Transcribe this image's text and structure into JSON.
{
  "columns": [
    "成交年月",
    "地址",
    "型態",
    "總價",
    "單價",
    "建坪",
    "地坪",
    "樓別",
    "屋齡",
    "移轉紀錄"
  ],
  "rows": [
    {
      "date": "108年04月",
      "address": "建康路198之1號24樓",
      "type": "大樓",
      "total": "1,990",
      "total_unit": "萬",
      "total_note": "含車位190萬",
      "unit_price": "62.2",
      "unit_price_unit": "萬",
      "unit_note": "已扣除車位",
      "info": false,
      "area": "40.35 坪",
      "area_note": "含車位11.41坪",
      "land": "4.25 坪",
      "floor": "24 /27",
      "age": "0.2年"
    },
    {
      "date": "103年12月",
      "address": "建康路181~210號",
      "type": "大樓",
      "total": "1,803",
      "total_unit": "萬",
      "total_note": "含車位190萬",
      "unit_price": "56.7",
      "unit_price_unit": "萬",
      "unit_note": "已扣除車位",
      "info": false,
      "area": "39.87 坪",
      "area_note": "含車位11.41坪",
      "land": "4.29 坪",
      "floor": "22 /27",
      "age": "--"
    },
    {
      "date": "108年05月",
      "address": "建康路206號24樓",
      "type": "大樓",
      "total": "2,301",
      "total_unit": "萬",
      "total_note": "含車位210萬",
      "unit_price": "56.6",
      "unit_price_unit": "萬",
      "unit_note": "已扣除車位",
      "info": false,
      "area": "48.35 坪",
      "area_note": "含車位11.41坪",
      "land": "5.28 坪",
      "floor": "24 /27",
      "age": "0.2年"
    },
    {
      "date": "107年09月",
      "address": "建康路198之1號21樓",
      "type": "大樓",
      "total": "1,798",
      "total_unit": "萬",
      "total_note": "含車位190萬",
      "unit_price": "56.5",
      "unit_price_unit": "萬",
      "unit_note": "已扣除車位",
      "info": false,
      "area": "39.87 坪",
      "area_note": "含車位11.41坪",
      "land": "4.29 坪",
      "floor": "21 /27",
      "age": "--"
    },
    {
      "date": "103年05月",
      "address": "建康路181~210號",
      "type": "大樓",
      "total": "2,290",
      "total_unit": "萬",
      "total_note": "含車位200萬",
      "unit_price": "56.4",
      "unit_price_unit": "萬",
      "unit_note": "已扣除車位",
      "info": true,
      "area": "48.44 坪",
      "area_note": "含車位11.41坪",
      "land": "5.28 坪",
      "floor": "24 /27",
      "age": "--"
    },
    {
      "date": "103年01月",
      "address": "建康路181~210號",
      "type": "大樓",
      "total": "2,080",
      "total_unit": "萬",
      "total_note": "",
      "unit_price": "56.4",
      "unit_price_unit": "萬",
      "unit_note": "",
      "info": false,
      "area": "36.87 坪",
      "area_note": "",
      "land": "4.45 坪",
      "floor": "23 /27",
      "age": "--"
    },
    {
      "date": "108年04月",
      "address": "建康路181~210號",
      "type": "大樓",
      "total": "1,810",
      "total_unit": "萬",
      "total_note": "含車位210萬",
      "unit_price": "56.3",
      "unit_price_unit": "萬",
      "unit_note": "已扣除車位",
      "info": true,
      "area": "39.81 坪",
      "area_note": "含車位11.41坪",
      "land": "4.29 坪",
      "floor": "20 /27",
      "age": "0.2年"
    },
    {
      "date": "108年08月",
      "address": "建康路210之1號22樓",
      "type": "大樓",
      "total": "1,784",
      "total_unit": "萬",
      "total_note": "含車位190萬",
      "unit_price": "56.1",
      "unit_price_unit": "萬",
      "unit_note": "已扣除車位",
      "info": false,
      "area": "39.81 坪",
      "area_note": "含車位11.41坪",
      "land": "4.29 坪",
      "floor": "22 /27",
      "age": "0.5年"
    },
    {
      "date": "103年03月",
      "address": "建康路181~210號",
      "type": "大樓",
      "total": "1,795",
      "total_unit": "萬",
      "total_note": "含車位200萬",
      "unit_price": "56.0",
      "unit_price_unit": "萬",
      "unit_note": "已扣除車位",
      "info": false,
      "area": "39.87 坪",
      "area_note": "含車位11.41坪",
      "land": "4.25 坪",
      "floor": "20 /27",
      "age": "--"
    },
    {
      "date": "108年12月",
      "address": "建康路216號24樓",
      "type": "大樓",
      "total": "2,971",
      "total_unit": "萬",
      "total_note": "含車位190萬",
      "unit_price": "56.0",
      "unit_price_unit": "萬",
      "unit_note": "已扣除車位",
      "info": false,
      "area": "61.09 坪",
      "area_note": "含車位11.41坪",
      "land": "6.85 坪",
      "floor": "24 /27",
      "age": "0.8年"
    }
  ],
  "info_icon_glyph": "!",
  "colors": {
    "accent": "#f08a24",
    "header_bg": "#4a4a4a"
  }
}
····················
What you need to do: Note each line of the entries that has "date" in it, and copy those lines.

Finished task:
      "date": "108年04月",
      "date": "103年12月",
      "date": "108年05月",
      "date": "107年09月",
      "date": "103年05月",
      "date": "103年01月",
      "date": "108年04月",
      "date": "108年08月",
      "date": "103年03月",
      "date": "108年12月",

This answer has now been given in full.